Task: Leaving the pictures aside, transcribe every line below exactly.

Collected data entries:
══════════════════════════════
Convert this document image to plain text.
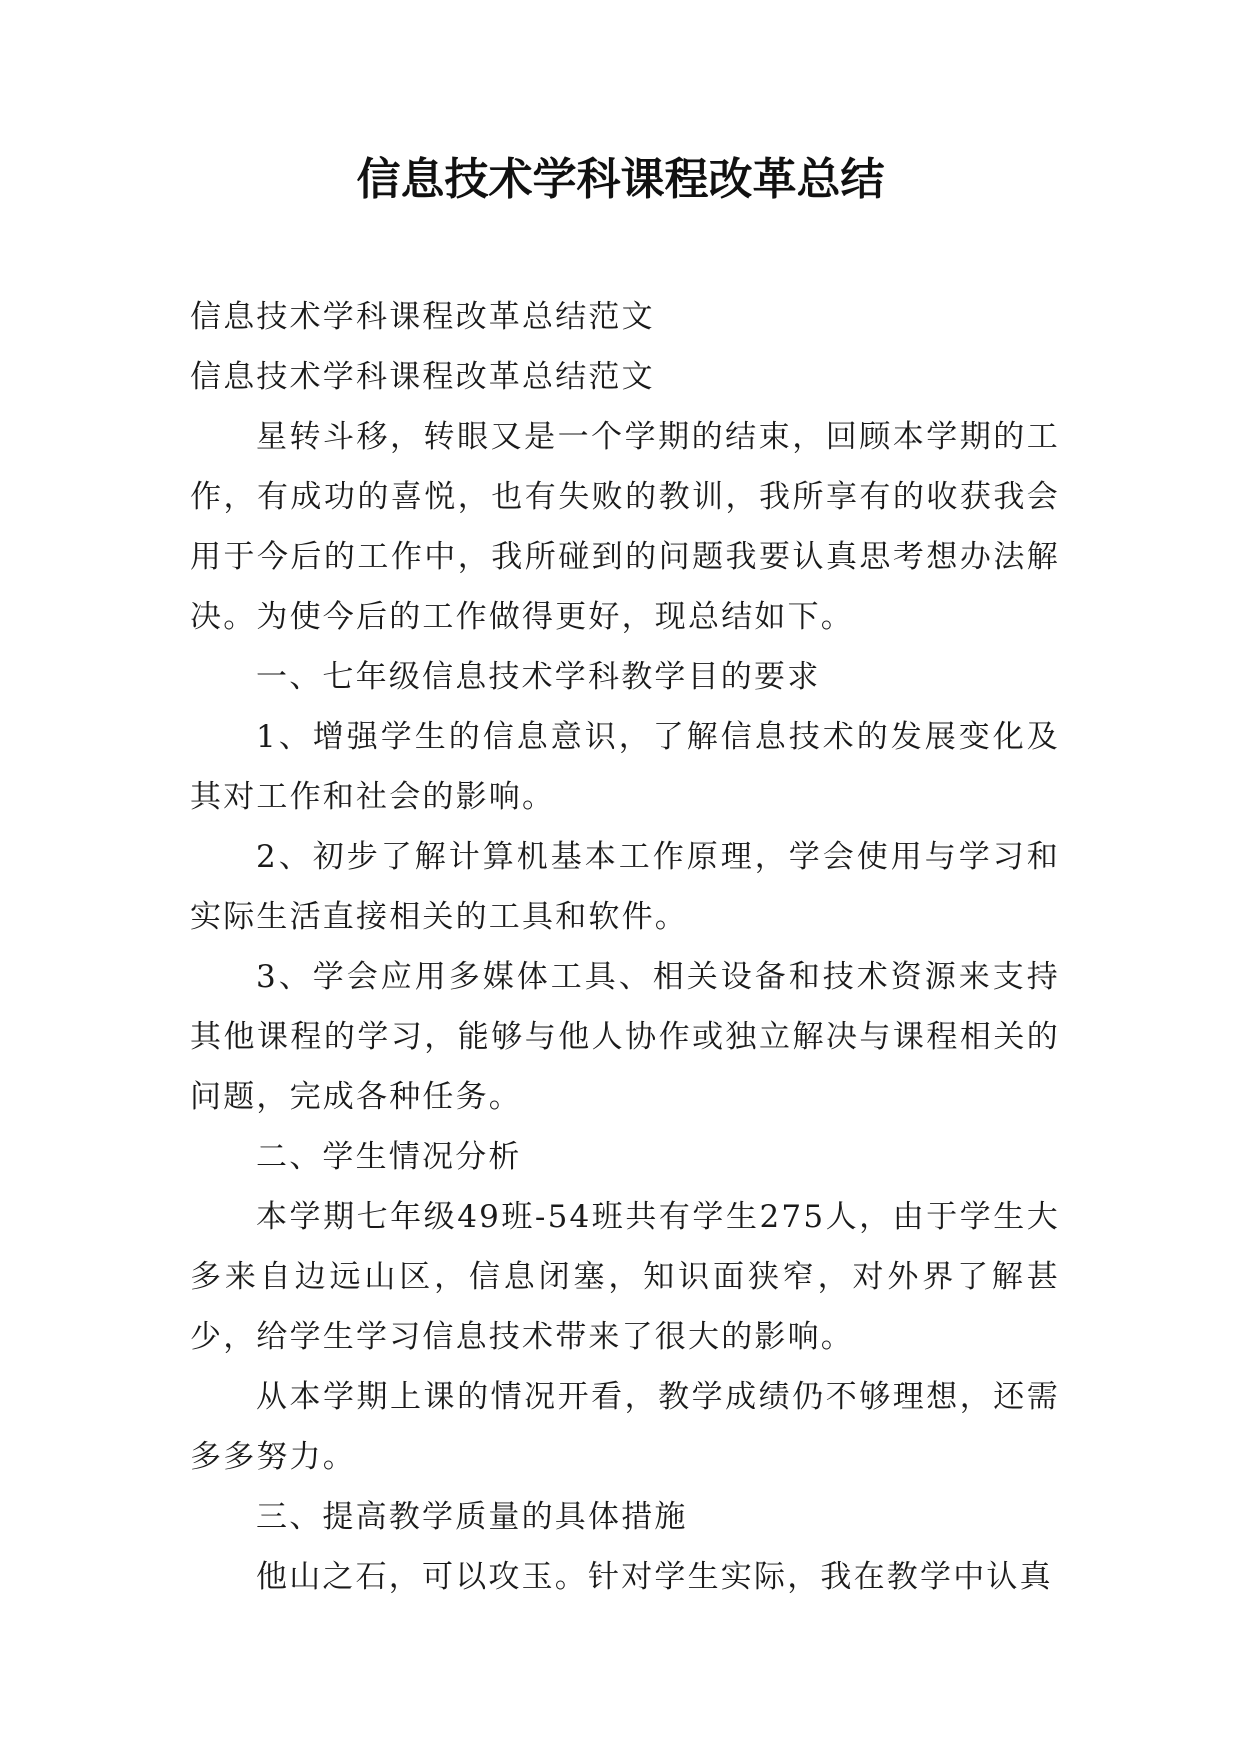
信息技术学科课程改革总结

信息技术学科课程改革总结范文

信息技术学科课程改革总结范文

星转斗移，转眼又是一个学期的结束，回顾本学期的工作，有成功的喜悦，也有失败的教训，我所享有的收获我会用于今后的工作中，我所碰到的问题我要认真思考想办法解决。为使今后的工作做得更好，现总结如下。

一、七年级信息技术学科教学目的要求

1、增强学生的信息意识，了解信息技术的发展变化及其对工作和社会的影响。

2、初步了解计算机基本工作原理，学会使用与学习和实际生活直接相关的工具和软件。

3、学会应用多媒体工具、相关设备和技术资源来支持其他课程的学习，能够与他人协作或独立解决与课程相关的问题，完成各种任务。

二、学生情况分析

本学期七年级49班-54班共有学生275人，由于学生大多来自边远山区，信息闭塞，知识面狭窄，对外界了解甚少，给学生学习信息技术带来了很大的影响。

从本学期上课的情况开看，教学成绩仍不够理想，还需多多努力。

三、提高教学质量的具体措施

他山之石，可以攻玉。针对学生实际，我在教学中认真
══════════════════════════════
Complete answer:
Convert this document image to plain text.
信息技术学科课程改革总结

信息技术学科课程改革总结范文

信息技术学科课程改革总结范文

星转斗移，转眼又是一个学期的结束，回顾本学期的工作，有成功的喜悦，也有失败的教训，我所享有的收获我会用于今后的工作中，我所碰到的问题我要认真思考想办法解决。为使今后的工作做得更好，现总结如下。

一、七年级信息技术学科教学目的要求

1、增强学生的信息意识，了解信息技术的发展变化及其对工作和社会的影响。

2、初步了解计算机基本工作原理，学会使用与学习和实际生活直接相关的工具和软件。

3、学会应用多媒体工具、相关设备和技术资源来支持其他课程的学习，能够与他人协作或独立解决与课程相关的问题，完成各种任务。

二、学生情况分析

本学期七年级49班-54班共有学生275人，由于学生大多来自边远山区，信息闭塞，知识面狭窄，对外界了解甚少，给学生学习信息技术带来了很大的影响。

从本学期上课的情况开看，教学成绩仍不够理想，还需多多努力。

三、提高教学质量的具体措施

他山之石，可以攻玉。针对学生实际，我在教学中认真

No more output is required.